Work instructions — Pull every line containing "Output" out of the material below.

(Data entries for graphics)
##########

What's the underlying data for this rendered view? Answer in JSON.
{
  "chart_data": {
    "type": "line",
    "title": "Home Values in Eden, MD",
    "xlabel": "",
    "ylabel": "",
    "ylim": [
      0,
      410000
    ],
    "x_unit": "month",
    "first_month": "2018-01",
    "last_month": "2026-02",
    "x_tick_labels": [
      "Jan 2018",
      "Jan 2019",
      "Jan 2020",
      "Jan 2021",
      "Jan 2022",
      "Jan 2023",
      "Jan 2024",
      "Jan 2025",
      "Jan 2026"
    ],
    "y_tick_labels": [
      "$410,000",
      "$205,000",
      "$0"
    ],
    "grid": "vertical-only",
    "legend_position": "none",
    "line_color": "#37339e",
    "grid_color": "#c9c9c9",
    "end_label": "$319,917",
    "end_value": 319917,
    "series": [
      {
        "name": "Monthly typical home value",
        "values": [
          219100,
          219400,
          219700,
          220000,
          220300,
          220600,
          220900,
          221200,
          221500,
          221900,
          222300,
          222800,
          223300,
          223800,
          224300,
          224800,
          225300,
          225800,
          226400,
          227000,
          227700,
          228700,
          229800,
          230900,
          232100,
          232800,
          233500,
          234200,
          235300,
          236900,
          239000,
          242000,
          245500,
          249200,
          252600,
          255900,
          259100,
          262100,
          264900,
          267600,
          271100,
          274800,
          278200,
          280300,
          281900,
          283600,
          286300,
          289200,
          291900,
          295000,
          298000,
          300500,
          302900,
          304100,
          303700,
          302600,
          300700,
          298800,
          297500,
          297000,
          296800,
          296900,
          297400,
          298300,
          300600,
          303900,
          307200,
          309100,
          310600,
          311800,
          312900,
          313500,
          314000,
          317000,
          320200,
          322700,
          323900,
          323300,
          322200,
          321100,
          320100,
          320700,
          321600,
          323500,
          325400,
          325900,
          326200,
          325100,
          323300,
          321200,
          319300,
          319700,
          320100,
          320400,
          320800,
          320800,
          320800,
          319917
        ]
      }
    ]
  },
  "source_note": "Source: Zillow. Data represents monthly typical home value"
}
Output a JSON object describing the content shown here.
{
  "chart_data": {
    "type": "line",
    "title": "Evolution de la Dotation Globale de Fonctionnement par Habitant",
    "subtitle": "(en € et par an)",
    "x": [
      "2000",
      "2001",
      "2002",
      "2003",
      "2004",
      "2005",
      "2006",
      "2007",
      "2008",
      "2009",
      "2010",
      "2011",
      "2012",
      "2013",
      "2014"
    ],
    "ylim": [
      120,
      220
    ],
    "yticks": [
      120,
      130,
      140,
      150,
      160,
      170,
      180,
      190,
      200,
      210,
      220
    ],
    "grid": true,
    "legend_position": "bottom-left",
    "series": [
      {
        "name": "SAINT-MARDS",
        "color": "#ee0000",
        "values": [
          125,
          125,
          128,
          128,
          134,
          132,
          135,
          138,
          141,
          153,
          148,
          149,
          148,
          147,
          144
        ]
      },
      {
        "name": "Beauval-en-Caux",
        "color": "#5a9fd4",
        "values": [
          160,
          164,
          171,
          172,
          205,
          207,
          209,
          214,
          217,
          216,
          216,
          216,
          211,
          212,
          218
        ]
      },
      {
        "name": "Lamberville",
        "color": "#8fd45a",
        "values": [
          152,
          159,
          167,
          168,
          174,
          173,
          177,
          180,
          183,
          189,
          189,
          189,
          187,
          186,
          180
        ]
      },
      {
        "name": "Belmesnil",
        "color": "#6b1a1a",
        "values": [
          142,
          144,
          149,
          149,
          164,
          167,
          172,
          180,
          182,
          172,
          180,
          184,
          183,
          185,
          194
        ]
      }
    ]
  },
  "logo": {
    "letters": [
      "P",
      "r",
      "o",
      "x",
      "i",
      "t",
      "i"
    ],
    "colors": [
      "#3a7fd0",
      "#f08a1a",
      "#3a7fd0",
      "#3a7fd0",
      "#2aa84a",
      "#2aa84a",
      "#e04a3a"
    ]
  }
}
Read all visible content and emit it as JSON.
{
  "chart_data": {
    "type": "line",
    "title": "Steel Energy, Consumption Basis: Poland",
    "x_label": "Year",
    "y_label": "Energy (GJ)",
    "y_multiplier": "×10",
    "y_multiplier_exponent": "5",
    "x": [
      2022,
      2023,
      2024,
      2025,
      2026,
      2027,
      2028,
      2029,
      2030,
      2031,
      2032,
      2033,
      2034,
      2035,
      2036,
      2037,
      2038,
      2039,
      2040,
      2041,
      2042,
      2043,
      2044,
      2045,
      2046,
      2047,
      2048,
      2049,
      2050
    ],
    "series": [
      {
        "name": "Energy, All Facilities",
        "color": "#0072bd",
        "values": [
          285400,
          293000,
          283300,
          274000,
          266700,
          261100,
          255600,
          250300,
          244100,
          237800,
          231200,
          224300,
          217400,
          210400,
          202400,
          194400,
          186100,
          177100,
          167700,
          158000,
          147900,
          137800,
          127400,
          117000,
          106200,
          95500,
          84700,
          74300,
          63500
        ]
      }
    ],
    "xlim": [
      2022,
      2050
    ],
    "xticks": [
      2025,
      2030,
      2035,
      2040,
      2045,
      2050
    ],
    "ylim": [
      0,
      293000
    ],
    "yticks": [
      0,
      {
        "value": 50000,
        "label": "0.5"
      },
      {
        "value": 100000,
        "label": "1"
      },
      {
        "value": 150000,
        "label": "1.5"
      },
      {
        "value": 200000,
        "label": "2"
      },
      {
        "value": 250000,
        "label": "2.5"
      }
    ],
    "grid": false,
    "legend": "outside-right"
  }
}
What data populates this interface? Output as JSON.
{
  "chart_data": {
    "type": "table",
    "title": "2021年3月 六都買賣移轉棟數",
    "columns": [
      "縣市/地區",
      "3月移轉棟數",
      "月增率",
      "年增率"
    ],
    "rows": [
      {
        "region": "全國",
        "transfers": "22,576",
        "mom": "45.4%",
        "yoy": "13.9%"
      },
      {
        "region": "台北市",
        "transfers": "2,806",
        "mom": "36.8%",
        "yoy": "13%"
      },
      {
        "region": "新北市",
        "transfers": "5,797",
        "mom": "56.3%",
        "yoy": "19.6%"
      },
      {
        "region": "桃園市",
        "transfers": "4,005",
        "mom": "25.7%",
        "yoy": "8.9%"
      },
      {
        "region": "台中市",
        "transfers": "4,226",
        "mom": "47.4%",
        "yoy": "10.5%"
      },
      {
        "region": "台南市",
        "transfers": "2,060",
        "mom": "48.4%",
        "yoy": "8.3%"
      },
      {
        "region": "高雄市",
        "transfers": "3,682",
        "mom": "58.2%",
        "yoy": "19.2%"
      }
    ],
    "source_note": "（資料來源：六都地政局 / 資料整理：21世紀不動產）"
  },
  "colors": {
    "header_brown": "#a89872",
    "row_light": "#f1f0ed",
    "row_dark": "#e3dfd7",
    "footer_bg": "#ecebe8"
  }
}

##########

Written response —
Output a JSON object describing the content shown here.
What data populates this interface? Output as JSON.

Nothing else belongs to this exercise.